Stored data

━━━━━━

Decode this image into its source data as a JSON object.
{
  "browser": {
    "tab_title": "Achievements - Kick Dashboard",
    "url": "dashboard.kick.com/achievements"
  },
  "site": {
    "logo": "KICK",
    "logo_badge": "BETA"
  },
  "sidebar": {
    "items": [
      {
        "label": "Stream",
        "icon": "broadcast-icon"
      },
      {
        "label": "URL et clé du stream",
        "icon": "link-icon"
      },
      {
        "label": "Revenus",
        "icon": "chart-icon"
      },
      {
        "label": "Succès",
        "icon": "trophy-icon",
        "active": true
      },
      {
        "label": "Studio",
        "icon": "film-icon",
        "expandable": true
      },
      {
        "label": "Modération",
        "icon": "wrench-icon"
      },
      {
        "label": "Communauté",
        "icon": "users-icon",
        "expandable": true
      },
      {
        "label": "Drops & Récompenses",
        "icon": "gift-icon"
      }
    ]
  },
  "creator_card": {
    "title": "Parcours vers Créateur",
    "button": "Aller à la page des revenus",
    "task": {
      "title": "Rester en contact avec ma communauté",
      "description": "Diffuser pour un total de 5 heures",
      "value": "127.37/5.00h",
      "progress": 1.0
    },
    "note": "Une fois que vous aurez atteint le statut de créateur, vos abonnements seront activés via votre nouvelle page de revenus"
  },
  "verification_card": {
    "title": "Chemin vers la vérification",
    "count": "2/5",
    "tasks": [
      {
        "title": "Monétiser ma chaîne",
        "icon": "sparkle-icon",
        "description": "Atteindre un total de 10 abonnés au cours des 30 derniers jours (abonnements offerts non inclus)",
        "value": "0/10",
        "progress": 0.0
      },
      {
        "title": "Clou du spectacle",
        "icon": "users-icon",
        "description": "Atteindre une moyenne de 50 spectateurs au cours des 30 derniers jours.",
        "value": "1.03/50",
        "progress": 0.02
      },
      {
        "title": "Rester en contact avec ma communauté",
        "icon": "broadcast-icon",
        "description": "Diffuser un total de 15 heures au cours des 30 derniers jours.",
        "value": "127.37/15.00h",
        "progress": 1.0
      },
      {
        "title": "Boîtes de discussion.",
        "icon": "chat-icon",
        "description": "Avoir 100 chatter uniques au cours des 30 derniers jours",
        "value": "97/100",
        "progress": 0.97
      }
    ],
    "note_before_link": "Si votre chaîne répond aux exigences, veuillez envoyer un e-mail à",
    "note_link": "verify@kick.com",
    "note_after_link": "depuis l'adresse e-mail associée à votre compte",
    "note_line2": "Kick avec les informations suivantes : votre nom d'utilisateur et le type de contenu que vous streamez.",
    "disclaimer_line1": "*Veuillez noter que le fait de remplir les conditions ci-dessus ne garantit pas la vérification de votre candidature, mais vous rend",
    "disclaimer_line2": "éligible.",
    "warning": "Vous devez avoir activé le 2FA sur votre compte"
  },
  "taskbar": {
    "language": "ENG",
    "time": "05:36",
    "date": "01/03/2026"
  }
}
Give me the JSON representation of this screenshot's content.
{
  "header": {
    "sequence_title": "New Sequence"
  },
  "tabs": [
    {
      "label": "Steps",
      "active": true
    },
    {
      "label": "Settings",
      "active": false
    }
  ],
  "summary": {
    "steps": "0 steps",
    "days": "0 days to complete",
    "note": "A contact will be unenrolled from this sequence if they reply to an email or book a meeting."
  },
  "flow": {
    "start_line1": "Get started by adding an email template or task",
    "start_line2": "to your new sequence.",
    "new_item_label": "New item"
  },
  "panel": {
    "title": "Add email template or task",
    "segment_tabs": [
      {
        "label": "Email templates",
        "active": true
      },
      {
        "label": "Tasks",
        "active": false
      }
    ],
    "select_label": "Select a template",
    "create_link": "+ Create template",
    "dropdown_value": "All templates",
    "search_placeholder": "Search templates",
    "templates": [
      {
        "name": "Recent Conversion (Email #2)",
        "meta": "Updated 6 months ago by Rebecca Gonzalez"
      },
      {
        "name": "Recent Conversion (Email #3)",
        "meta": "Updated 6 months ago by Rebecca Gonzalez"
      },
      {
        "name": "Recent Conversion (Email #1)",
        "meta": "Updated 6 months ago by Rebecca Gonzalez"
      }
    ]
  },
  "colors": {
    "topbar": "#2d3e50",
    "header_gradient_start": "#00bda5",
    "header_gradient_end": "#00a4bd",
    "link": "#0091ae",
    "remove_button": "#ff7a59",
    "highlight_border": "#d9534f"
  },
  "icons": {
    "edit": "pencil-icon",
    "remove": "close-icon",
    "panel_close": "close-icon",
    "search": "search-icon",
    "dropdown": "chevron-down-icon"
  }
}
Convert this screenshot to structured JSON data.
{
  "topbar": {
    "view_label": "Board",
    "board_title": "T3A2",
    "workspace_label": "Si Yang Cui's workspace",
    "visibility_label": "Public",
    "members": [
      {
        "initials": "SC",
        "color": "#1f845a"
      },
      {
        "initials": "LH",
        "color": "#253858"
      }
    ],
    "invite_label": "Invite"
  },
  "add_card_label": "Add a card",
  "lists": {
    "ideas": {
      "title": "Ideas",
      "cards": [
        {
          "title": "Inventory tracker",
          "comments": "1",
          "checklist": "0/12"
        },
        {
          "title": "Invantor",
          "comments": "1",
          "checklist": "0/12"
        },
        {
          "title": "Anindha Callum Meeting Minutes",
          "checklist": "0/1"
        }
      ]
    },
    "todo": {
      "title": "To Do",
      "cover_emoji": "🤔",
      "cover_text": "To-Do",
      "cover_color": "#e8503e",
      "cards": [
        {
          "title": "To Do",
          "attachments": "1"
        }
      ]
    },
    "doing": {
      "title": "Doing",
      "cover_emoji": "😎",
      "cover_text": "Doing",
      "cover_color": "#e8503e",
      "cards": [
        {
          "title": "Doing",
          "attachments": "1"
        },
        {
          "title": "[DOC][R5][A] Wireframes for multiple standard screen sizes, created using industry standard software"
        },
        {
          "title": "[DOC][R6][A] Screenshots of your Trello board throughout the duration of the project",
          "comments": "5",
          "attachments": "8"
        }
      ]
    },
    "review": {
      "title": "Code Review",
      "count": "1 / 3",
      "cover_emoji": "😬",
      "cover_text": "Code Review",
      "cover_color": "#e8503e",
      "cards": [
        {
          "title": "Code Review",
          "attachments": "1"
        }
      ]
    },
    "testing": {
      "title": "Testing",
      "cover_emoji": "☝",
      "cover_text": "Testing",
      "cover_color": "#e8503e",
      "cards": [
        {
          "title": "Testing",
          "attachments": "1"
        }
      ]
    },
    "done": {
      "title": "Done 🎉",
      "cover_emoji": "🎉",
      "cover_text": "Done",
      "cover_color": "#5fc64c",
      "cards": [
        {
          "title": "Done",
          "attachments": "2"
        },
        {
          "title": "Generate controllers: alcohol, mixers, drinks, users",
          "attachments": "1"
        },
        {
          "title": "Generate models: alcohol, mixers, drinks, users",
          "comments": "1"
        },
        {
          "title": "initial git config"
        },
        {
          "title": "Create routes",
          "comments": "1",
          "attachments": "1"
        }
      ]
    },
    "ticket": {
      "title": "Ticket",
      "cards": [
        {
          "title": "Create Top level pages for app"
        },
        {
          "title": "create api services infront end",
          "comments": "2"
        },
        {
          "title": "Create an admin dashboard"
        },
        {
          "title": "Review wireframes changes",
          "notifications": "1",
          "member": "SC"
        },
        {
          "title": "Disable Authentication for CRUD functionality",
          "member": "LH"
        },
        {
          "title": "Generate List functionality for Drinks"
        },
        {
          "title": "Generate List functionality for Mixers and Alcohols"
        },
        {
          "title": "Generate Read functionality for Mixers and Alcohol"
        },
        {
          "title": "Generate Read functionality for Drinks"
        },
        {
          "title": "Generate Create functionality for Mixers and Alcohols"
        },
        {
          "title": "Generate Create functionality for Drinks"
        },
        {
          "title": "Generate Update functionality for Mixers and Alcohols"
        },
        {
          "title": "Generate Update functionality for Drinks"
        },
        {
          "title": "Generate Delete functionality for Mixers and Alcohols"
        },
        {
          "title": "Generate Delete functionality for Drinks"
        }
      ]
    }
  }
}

━━━━━━

TASK DETAILS -
Extract all lines from the data in which "Diffuser" is found.

COMPLETED TASK -
      "description": "Diffuser pour un total de 5 heures",
        "description": "Diffuser un total de 15 heures au cours des 30 derniers jours.",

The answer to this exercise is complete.